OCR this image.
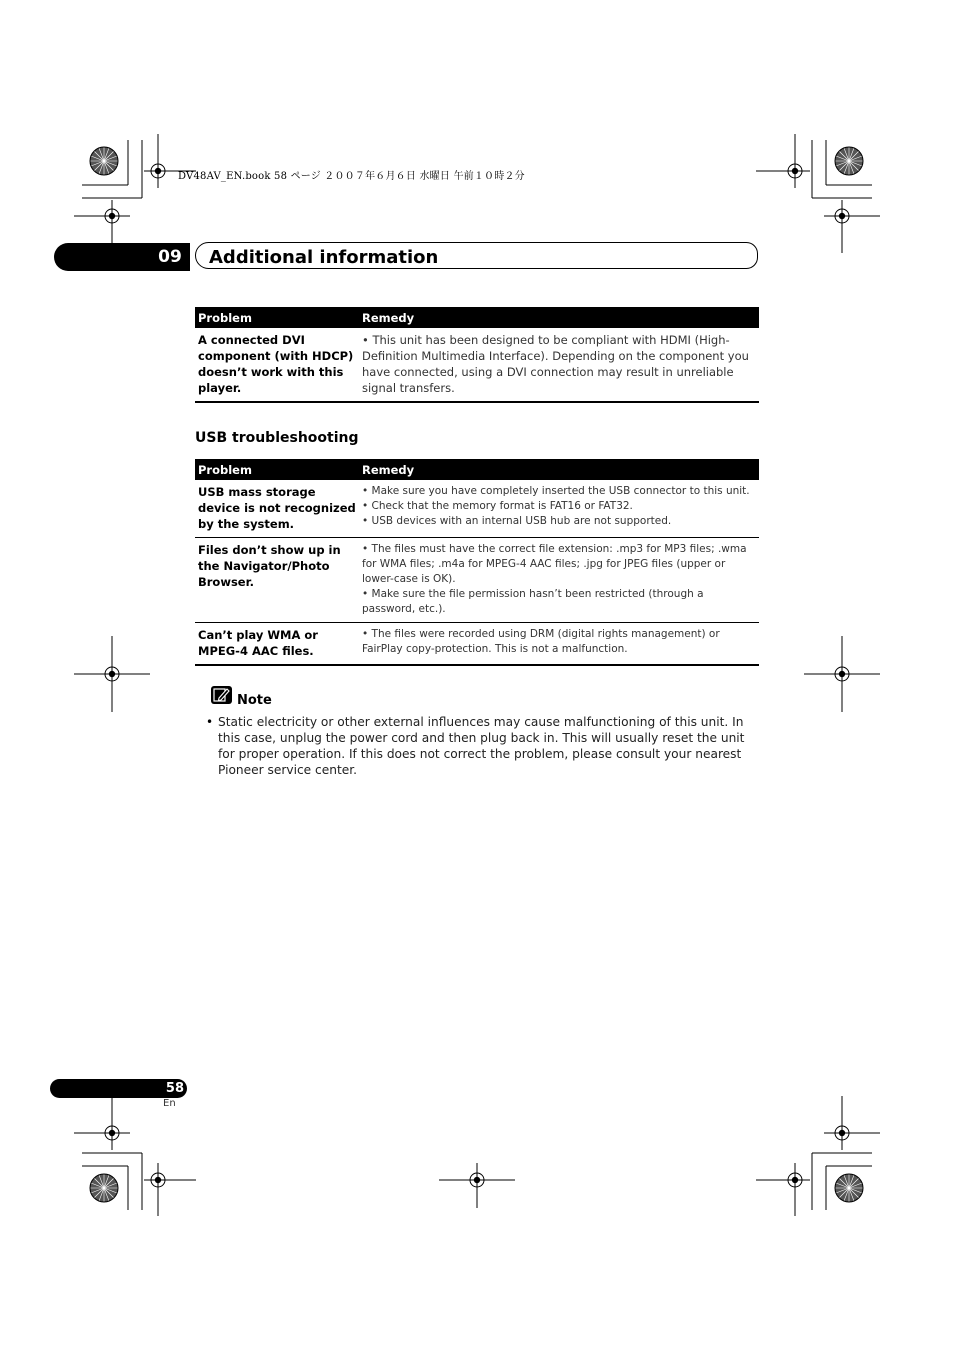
DV48AV_EN.book 58 ページ ２００７年６月６日 水曜日 午前１０時２分
09	Additional information
Problem	Remedy
A connected DVI component (with HDCP) doesn’t work with this player.	• This unit has been designed to be compliant with HDMI (High-Definition Multimedia Interface). Depending on the component you have connected, using a DVI connection may result in unreliable signal transfers.
USB troubleshooting
Problem	Remedy
USB mass storage device is not recognized by the system.	• Make sure you have completely inserted the USB connector to this unit.
• Check that the memory format is FAT16 or FAT32.
• USB devices with an internal USB hub are not supported.

Files don’t show up in the Navigator/Photo Browser.	• The files must have the correct file extension: .mp3 for MP3 files; .wma for WMA files; .m4a for MPEG-4 AAC files; .jpg for JPEG files (upper or lower-case is OK).
• Make sure the file permission hasn’t been restricted (through a password, etc.).

Can’t play WMA or MPEG-4 AAC files.	• The files were recorded using DRM (digital rights management) or FairPlay copy-protection. This is not a malfunction.
Note
• Static electricity or other external influences may cause malfunctioning of this unit. In this case, unplug the power cord and then plug back in. This will usually reset the unit for proper operation. If this does not correct the problem, please consult your nearest Pioneer service center.
58
En
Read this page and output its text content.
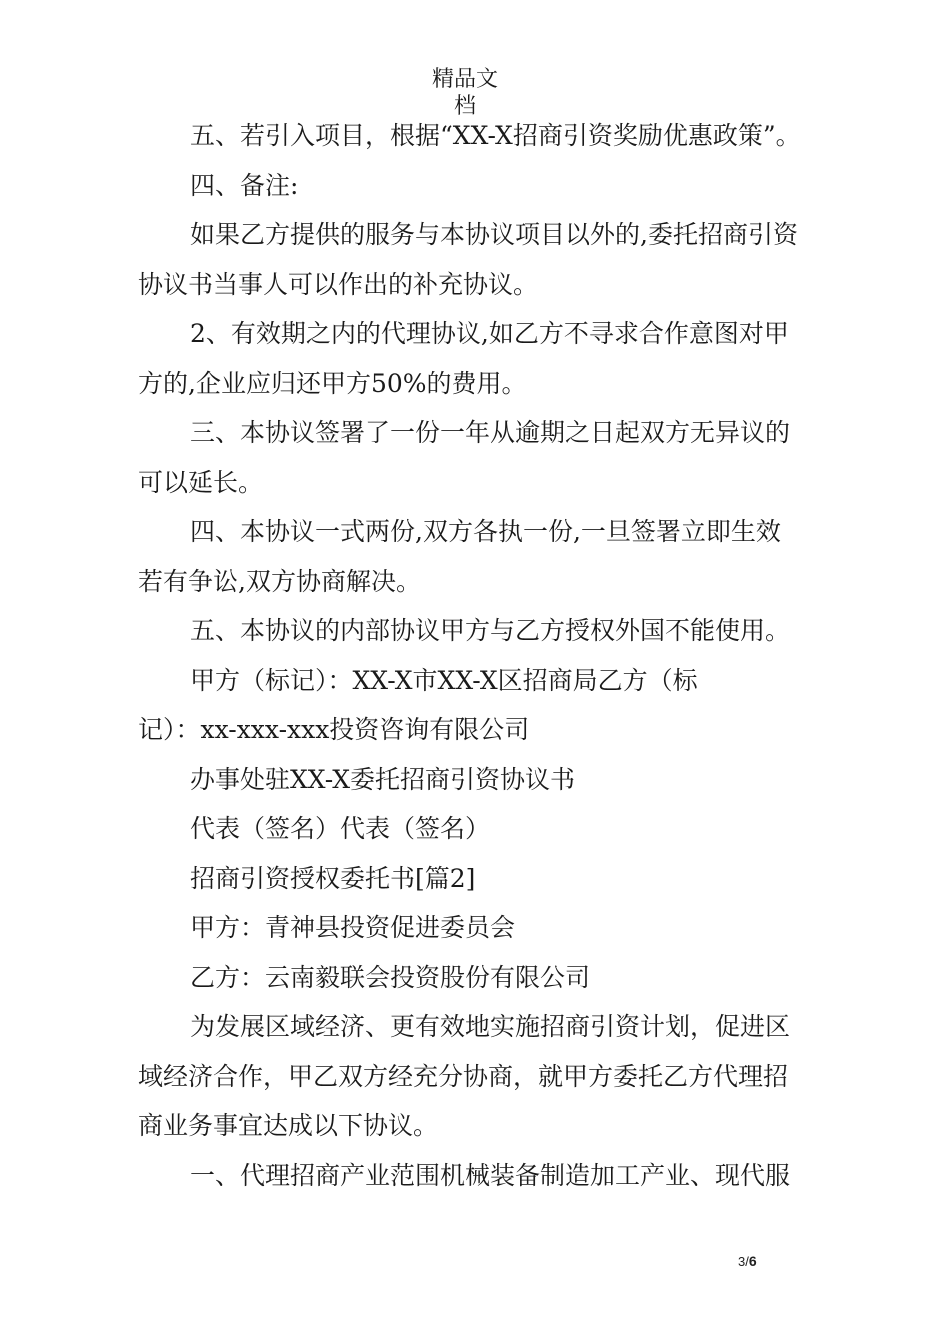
精品文
档
五、若引入项目，根据“XX-X招商引资奖励优惠政策”。
四、备注:
如果乙方提供的服务与本协议项目以外的,委托招商引资
协议书当事人可以作出的补充协议。
2、有效期之内的代理协议,如乙方不寻求合作意图对甲
方的,企业应归还甲方50%的费用。
三、本协议签署了一份一年从逾期之日起双方无异议的
可以延长。
四、本协议一式两份,双方各执一份,一旦签署立即生效
若有争讼,双方协商解决。
五、本协议的内部协议甲方与乙方授权外国不能使用。
甲方（标记）：XX-X市XX-X区招商局乙方（标
记）：xx-xxx-xxx投资咨询有限公司
办事处驻XX-X委托招商引资协议书
代表（签名）代表（签名）
招商引资授权委托书[篇2]
甲方：青神县投资促进委员会
乙方：云南毅联会投资股份有限公司
为发展区域经济、更有效地实施招商引资计划，促进区
域经济合作，甲乙双方经充分协商，就甲方委托乙方代理招
商业务事宜达成以下协议。
一、代理招商产业范围机械装备制造加工产业、现代服
3/6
════
### REQUEST:
Output the records above exactly; leave out the pictures.

### RESULT FOR THIS TASK:
OCR this image.
DV48AV_EN.book 58 ページ ２００７年６月６日 水曜日 午前１０時２分
09	Additional information
Problem	Remedy
A connected DVI component (with HDCP) doesn’t work with this player.	• This unit has been designed to be compliant with HDMI (High-Definition Multimedia Interface). Depending on the component you have connected, using a DVI connection may result in unreliable signal transfers.
USB troubleshooting
Problem	Remedy
USB mass storage device is not recognized by the system.	• Make sure you have completely inserted the USB connector to this unit.
• Check that the memory format is FAT16 or FAT32.
• USB devices with an internal USB hub are not supported.

Files don’t show up in the Navigator/Photo Browser.	• The files must have the correct file extension: .mp3 for MP3 files; .wma for WMA files; .m4a for MPEG-4 AAC files; .jpg for JPEG files (upper or lower-case is OK).
• Make sure the file permission hasn’t been restricted (through a password, etc.).

Can’t play WMA or MPEG-4 AAC files.	• The files were recorded using DRM (digital rights management) or FairPlay copy-protection. This is not a malfunction.
Note
• Static electricity or other external influences may cause malfunctioning of this unit. In this case, unplug the power cord and then plug back in. This will usually reset the unit for proper operation. If this does not correct the problem, please consult your nearest Pioneer service center.
58
En
Read this page and output its text content.
精品文
档
五、若引入项目，根据“XX-X招商引资奖励优惠政策”。
四、备注:
如果乙方提供的服务与本协议项目以外的,委托招商引资
协议书当事人可以作出的补充协议。
2、有效期之内的代理协议,如乙方不寻求合作意图对甲
方的,企业应归还甲方50%的费用。
三、本协议签署了一份一年从逾期之日起双方无异议的
可以延长。
四、本协议一式两份,双方各执一份,一旦签署立即生效
若有争讼,双方协商解决。
五、本协议的内部协议甲方与乙方授权外国不能使用。
甲方（标记）：XX-X市XX-X区招商局乙方（标
记）：xx-xxx-xxx投资咨询有限公司
办事处驻XX-X委托招商引资协议书
代表（签名）代表（签名）
招商引资授权委托书[篇2]
甲方：青神县投资促进委员会
乙方：云南毅联会投资股份有限公司
为发展区域经济、更有效地实施招商引资计划，促进区
域经济合作，甲乙双方经充分协商，就甲方委托乙方代理招
商业务事宜达成以下协议。
一、代理招商产业范围机械装备制造加工产业、现代服
3/6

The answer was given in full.